▸ **What is expected**
Give the listing again exactly, omitting its images.

▸ **Data lines**
· · · · · · ·

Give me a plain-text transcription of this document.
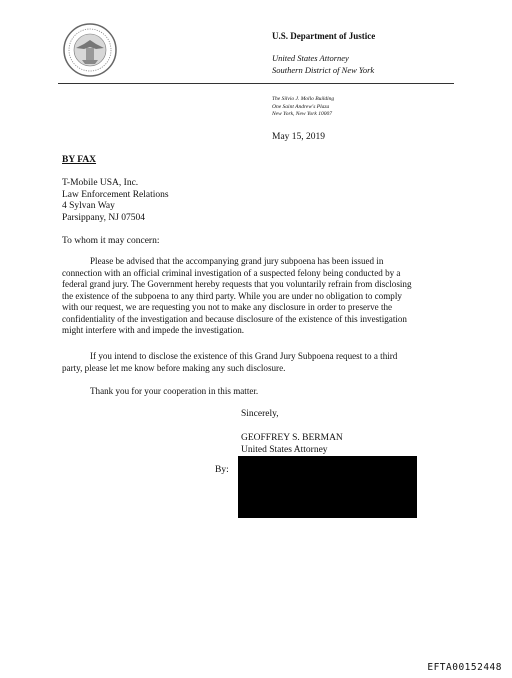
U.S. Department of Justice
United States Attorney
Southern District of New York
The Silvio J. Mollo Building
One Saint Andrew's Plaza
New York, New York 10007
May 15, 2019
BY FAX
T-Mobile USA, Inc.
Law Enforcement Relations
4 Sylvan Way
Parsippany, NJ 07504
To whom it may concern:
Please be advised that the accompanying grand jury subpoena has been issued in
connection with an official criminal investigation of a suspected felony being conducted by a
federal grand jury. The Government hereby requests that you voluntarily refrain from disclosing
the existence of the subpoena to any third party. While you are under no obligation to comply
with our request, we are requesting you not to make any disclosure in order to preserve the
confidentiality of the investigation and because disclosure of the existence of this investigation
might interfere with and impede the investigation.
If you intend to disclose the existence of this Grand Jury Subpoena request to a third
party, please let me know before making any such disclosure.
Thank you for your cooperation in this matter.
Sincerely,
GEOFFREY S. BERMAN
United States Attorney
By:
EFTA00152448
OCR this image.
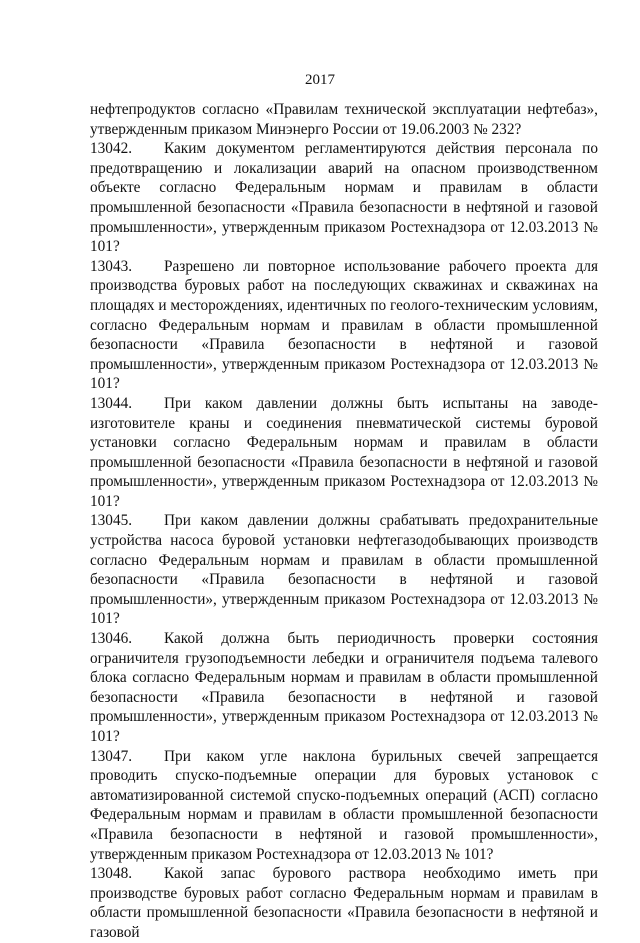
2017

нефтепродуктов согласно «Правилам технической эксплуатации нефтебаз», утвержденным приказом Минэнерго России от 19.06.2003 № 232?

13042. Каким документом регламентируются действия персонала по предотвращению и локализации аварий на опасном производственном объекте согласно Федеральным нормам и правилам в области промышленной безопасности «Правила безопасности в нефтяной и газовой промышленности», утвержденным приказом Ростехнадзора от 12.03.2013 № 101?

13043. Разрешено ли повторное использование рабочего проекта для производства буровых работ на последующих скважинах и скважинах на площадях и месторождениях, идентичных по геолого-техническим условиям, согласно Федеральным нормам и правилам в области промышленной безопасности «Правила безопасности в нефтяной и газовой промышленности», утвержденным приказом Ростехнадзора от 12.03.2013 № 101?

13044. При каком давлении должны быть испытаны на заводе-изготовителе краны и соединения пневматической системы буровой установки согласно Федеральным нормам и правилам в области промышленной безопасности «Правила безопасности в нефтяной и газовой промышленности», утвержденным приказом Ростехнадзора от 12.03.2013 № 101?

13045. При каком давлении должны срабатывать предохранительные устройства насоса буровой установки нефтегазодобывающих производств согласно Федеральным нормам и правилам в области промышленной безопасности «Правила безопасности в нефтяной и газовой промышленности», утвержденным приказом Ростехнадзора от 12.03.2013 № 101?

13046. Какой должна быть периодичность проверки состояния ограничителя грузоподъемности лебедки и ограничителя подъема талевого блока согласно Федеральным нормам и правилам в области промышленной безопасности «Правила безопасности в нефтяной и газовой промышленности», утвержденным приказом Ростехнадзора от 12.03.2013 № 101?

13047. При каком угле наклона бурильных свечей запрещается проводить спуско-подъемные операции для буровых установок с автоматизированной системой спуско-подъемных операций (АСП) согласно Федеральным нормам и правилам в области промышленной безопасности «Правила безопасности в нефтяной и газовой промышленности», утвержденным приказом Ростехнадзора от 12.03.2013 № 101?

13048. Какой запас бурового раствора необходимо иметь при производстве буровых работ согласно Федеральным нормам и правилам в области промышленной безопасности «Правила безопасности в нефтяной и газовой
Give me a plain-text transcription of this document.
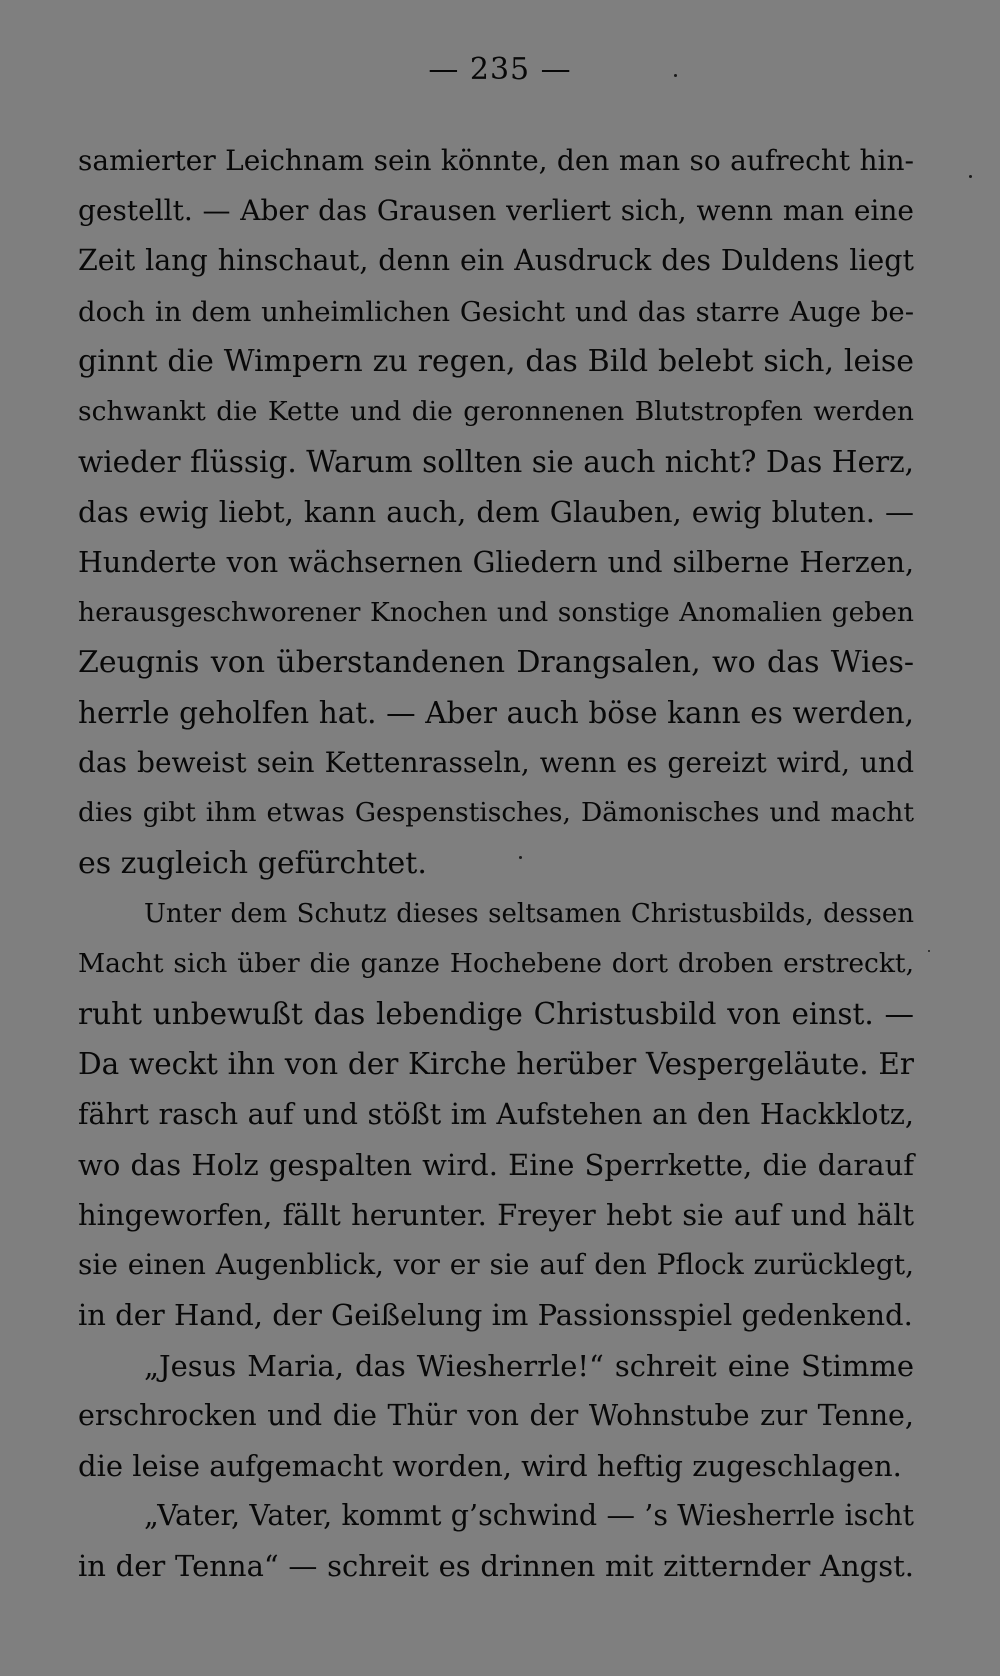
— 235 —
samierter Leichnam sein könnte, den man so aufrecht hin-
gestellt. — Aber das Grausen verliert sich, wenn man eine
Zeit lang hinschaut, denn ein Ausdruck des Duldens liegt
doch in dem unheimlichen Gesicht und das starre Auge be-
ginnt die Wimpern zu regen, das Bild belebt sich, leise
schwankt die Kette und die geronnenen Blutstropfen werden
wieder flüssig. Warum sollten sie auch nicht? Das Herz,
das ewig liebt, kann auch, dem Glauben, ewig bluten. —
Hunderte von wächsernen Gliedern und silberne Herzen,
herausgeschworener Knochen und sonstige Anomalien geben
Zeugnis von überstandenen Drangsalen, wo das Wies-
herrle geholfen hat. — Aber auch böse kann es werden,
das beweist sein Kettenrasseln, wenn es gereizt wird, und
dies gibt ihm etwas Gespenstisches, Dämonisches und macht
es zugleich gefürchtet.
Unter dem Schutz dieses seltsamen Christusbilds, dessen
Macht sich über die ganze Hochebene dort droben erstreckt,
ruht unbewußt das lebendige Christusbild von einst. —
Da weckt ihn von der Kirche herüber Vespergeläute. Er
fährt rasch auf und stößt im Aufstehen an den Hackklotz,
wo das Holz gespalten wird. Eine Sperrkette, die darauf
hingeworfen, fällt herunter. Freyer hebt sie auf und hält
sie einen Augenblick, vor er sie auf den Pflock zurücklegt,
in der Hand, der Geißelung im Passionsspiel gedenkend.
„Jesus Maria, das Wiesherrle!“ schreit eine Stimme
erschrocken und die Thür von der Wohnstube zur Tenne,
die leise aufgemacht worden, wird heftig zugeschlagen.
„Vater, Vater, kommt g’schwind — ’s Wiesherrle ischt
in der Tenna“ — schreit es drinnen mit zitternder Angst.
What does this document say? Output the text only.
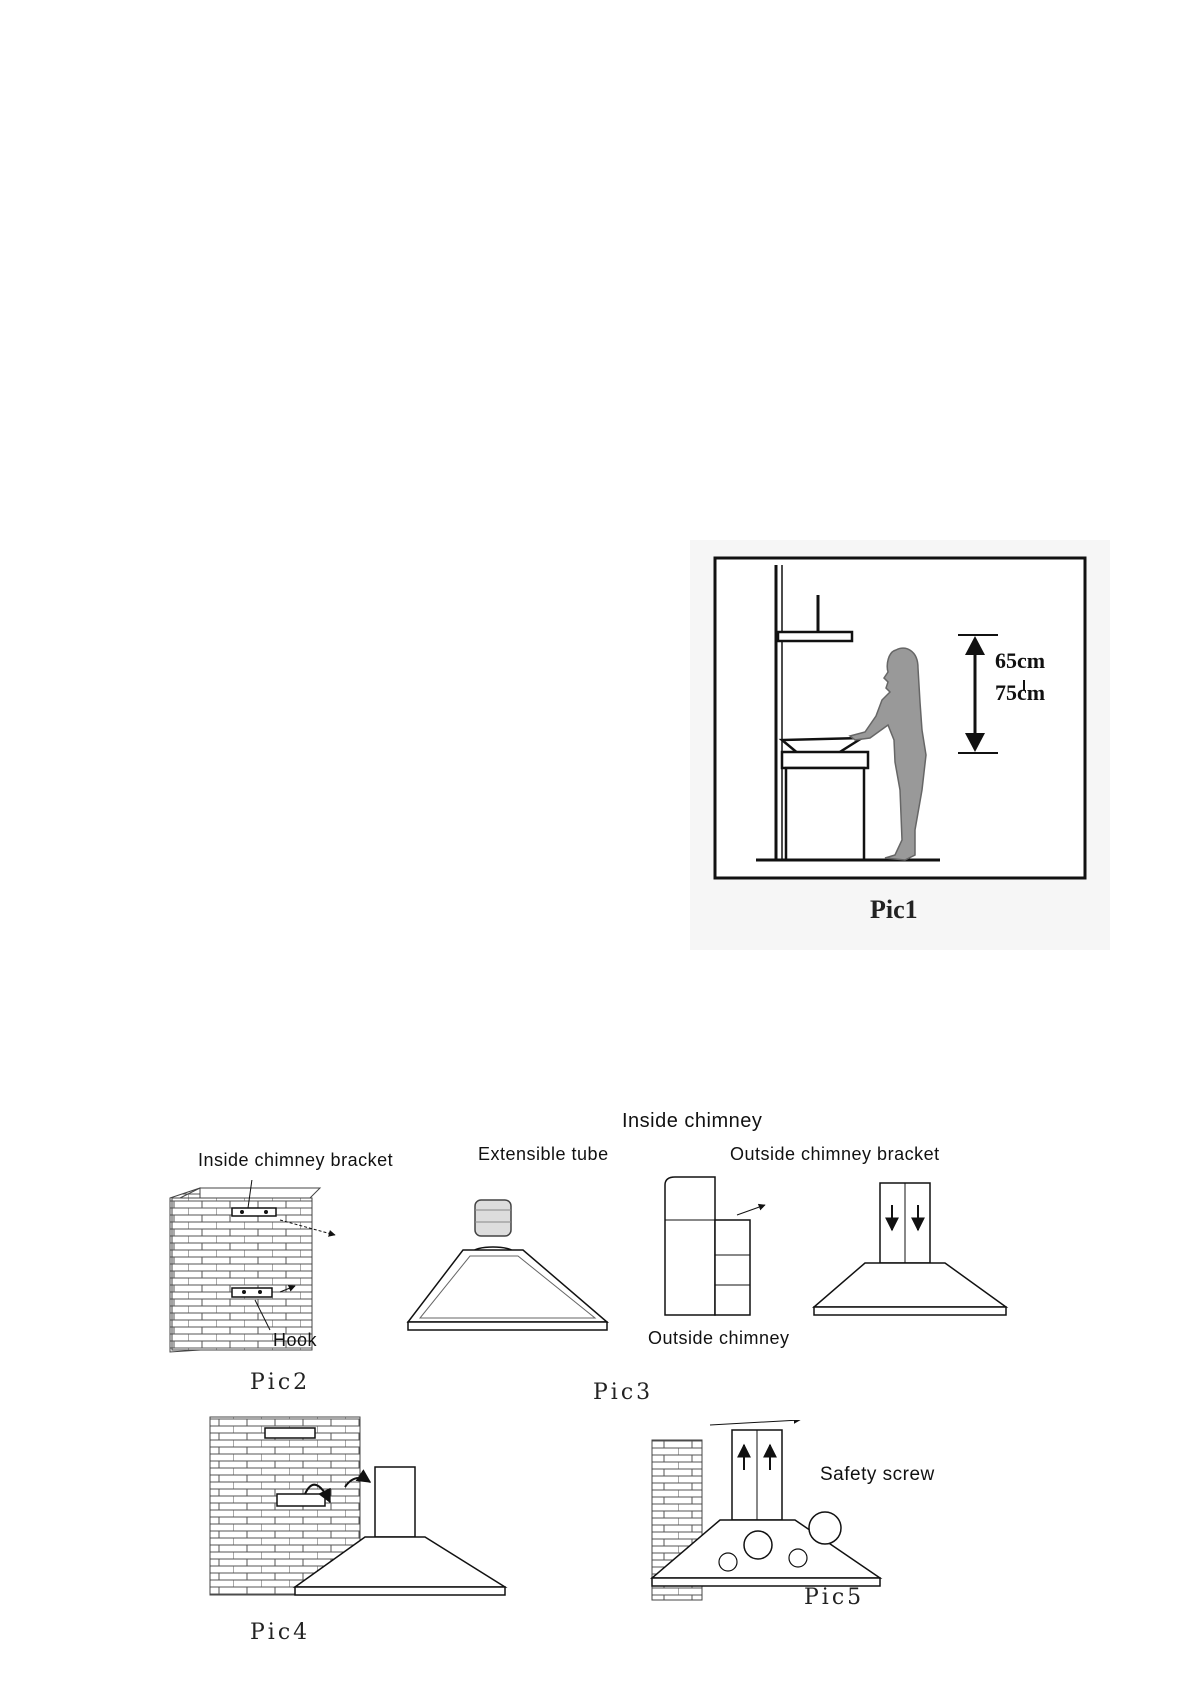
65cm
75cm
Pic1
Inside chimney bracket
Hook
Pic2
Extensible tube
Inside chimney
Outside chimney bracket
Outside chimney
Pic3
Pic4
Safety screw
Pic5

· · · · · · ·

▸ **Output for this task**
Give me a plain-text transcription of this document.
U.S. Department of Justice
United States Attorney
Southern District of New York
The Silvio J. Mollo Building
One Saint Andrew's Plaza
New York, New York 10007
May 15, 2019
BY FAX
T-Mobile USA, Inc.
Law Enforcement Relations
4 Sylvan Way
Parsippany, NJ 07504
To whom it may concern:
Please be advised that the accompanying grand jury subpoena has been issued in
connection with an official criminal investigation of a suspected felony being conducted by a
federal grand jury. The Government hereby requests that you voluntarily refrain from disclosing
the existence of the subpoena to any third party. While you are under no obligation to comply
with our request, we are requesting you not to make any disclosure in order to preserve the
confidentiality of the investigation and because disclosure of the existence of this investigation
might interfere with and impede the investigation.
If you intend to disclose the existence of this Grand Jury Subpoena request to a third
party, please let me know before making any such disclosure.
Thank you for your cooperation in this matter.
Sincerely,
GEOFFREY S. BERMAN
United States Attorney
By:
EFTA00152448
OCR this image.
2017

нефтепродуктов согласно «Правилам технической эксплуатации нефтебаз», утвержденным приказом Минэнерго России от 19.06.2003 № 232?

13042. Каким документом регламентируются действия персонала по предотвращению и локализации аварий на опасном производственном объекте согласно Федеральным нормам и правилам в области промышленной безопасности «Правила безопасности в нефтяной и газовой промышленности», утвержденным приказом Ростехнадзора от 12.03.2013 № 101?

13043. Разрешено ли повторное использование рабочего проекта для производства буровых работ на последующих скважинах и скважинах на площадях и месторождениях, идентичных по геолого-техническим условиям, согласно Федеральным нормам и правилам в области промышленной безопасности «Правила безопасности в нефтяной и газовой промышленности», утвержденным приказом Ростехнадзора от 12.03.2013 № 101?

13044. При каком давлении должны быть испытаны на заводе-изготовителе краны и соединения пневматической системы буровой установки согласно Федеральным нормам и правилам в области промышленной безопасности «Правила безопасности в нефтяной и газовой промышленности», утвержденным приказом Ростехнадзора от 12.03.2013 № 101?

13045. При каком давлении должны срабатывать предохранительные устройства насоса буровой установки нефтегазодобывающих производств согласно Федеральным нормам и правилам в области промышленной безопасности «Правила безопасности в нефтяной и газовой промышленности», утвержденным приказом Ростехнадзора от 12.03.2013 № 101?

13046. Какой должна быть периодичность проверки состояния ограничителя грузоподъемности лебедки и ограничителя подъема талевого блока согласно Федеральным нормам и правилам в области промышленной безопасности «Правила безопасности в нефтяной и газовой промышленности», утвержденным приказом Ростехнадзора от 12.03.2013 № 101?

13047. При каком угле наклона бурильных свечей запрещается проводить спуско-подъемные операции для буровых установок с автоматизированной системой спуско-подъемных операций (АСП) согласно Федеральным нормам и правилам в области промышленной безопасности «Правила безопасности в нефтяной и газовой промышленности», утвержденным приказом Ростехнадзора от 12.03.2013 № 101?

13048. Какой запас бурового раствора необходимо иметь при производстве буровых работ согласно Федеральным нормам и правилам в области промышленной безопасности «Правила безопасности в нефтяной и газовой
Give me a plain-text transcription of this document.
— 235 —
samierter Leichnam sein könnte, den man so aufrecht hin-
gestellt. — Aber das Grausen verliert sich, wenn man eine
Zeit lang hinschaut, denn ein Ausdruck des Duldens liegt
doch in dem unheimlichen Gesicht und das starre Auge be-
ginnt die Wimpern zu regen, das Bild belebt sich, leise
schwankt die Kette und die geronnenen Blutstropfen werden
wieder flüssig. Warum sollten sie auch nicht? Das Herz,
das ewig liebt, kann auch, dem Glauben, ewig bluten. —
Hunderte von wächsernen Gliedern und silberne Herzen,
herausgeschworener Knochen und sonstige Anomalien geben
Zeugnis von überstandenen Drangsalen, wo das Wies-
herrle geholfen hat. — Aber auch böse kann es werden,
das beweist sein Kettenrasseln, wenn es gereizt wird, und
dies gibt ihm etwas Gespenstisches, Dämonisches und macht
es zugleich gefürchtet.
Unter dem Schutz dieses seltsamen Christusbilds, dessen
Macht sich über die ganze Hochebene dort droben erstreckt,
ruht unbewußt das lebendige Christusbild von einst. —
Da weckt ihn von der Kirche herüber Vespergeläute. Er
fährt rasch auf und stößt im Aufstehen an den Hackklotz,
wo das Holz gespalten wird. Eine Sperrkette, die darauf
hingeworfen, fällt herunter. Freyer hebt sie auf und hält
sie einen Augenblick, vor er sie auf den Pflock zurücklegt,
in der Hand, der Geißelung im Passionsspiel gedenkend.
„Jesus Maria, das Wiesherrle!“ schreit eine Stimme
erschrocken und die Thür von der Wohnstube zur Tenne,
die leise aufgemacht worden, wird heftig zugeschlagen.
„Vater, Vater, kommt g’schwind — ’s Wiesherrle ischt
in der Tenna“ — schreit es drinnen mit zitternder Angst.
What does this document say? Output the text only.
65cm
75cm
Pic1
Inside chimney bracket
Hook
Pic2
Extensible tube
Inside chimney
Outside chimney bracket
Outside chimney
Pic3
Pic4
Safety screw
Pic5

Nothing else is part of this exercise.